-- Begin Provided entries --

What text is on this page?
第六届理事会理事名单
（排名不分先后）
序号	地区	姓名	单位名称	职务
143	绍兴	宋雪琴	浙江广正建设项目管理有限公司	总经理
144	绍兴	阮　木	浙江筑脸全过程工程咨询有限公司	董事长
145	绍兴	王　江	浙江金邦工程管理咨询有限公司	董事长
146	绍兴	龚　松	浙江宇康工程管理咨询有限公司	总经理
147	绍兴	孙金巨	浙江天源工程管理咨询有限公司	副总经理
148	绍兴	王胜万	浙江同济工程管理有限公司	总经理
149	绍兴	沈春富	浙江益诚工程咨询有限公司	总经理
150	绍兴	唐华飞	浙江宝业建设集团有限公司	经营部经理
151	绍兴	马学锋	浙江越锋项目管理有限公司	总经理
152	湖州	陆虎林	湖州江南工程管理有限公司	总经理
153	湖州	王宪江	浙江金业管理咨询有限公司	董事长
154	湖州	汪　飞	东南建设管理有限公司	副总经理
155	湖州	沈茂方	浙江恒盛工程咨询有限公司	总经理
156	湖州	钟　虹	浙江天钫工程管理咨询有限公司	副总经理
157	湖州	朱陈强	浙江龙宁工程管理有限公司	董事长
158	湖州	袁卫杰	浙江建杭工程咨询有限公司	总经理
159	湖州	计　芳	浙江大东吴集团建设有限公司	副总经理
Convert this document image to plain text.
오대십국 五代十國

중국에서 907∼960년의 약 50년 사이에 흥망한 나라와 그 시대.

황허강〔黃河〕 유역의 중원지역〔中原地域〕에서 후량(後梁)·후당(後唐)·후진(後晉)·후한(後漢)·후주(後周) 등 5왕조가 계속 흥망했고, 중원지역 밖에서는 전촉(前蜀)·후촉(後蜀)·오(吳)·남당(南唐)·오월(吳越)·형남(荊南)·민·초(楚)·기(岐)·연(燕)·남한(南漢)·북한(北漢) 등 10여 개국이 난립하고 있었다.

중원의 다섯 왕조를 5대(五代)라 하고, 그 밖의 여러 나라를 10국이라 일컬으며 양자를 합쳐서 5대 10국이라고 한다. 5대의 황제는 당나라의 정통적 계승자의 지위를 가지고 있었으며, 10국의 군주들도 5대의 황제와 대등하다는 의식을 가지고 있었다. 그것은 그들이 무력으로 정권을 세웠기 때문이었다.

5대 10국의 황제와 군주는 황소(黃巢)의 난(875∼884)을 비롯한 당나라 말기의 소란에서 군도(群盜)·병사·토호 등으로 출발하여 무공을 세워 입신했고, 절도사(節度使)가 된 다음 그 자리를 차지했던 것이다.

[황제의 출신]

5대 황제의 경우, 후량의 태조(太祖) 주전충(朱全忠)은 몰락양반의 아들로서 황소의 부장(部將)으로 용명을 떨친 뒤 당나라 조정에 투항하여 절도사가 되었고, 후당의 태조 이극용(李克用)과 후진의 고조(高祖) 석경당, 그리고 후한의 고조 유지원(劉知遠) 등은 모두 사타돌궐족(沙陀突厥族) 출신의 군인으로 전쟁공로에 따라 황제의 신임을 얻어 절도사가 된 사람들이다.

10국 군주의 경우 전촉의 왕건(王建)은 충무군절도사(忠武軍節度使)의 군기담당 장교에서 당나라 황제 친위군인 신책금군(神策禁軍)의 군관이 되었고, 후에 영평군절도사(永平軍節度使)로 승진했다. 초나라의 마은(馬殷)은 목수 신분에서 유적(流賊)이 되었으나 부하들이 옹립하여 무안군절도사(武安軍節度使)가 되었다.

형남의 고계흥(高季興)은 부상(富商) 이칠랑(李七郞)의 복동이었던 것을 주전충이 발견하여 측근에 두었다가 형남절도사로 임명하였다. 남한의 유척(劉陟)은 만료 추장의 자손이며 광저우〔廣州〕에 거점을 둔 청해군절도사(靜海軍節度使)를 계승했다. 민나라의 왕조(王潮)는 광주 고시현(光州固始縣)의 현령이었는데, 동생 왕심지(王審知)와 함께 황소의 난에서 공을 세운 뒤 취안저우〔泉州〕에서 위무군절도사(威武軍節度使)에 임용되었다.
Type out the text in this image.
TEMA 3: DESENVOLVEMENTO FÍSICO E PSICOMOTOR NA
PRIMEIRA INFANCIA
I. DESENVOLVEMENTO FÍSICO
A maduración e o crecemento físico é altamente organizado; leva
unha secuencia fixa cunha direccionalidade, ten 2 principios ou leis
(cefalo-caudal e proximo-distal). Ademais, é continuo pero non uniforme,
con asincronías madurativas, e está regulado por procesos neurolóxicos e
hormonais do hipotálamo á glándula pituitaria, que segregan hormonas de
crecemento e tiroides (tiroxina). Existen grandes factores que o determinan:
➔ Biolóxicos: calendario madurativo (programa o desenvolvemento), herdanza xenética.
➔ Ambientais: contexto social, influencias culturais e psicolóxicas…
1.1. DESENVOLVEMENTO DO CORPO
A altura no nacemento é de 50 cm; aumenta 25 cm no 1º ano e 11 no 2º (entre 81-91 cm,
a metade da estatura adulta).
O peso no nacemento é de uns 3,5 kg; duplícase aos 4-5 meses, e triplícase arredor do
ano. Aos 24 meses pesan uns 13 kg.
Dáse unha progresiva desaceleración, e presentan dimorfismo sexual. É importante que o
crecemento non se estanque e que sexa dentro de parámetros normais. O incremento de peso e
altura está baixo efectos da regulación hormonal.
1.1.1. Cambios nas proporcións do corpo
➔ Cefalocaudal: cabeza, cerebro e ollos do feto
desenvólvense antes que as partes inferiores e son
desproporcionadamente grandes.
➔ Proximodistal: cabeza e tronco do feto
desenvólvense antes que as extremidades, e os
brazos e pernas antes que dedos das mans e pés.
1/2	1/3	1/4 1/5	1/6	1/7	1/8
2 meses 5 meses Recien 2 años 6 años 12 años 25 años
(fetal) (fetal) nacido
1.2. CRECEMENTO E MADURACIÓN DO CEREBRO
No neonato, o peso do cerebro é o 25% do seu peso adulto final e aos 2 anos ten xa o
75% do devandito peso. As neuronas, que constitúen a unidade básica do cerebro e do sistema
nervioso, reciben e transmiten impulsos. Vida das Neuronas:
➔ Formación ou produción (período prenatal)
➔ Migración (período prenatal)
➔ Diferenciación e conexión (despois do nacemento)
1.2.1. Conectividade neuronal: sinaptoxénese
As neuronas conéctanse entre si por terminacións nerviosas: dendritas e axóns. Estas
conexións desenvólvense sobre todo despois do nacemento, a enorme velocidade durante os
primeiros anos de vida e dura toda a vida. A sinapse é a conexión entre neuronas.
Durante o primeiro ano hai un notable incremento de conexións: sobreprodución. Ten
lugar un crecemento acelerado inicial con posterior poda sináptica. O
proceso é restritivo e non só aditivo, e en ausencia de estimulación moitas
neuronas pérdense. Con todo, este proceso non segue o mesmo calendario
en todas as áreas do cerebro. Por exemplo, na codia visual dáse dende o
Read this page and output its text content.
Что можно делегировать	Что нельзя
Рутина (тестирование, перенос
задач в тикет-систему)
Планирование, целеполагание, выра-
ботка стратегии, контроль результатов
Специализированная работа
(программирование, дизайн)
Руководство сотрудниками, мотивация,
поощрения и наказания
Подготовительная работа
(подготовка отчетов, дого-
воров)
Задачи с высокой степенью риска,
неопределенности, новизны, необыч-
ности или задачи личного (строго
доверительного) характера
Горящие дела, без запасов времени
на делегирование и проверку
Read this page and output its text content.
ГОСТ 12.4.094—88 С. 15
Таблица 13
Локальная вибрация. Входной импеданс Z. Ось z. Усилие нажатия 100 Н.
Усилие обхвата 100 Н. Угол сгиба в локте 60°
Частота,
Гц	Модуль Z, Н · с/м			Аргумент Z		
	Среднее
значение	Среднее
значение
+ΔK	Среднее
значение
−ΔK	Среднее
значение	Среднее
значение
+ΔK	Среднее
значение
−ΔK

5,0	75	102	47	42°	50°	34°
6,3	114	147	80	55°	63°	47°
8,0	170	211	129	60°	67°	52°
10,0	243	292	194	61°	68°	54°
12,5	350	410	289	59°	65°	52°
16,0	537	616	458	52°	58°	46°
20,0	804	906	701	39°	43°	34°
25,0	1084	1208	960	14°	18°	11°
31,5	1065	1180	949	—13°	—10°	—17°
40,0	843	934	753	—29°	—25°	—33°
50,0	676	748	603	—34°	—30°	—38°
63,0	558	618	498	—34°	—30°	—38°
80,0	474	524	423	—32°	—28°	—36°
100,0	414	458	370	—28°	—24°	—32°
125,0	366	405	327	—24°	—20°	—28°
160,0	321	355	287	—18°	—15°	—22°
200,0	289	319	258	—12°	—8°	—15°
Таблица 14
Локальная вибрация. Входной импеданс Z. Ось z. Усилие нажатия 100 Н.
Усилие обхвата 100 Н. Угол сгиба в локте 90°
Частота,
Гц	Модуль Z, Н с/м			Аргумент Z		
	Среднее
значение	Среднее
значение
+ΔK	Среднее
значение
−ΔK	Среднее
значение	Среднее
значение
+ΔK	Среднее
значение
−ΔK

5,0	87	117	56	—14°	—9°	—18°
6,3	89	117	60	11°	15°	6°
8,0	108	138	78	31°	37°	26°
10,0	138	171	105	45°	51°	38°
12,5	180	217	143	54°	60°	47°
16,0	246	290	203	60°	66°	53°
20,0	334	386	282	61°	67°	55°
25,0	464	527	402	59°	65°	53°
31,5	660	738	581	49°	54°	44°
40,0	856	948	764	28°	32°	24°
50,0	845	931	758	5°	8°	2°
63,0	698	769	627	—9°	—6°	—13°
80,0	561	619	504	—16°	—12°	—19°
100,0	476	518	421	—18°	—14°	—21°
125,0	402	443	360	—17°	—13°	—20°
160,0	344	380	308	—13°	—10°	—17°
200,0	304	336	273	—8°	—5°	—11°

-- End Provided entries --

Task brief →
Which lines above contain the word "this"? Copy each of them.

The solution →
What text is on this page?
Convert this document image to plain text.
Type out the text in this image.
Read this page and output its text content.
Read this page and output its text content.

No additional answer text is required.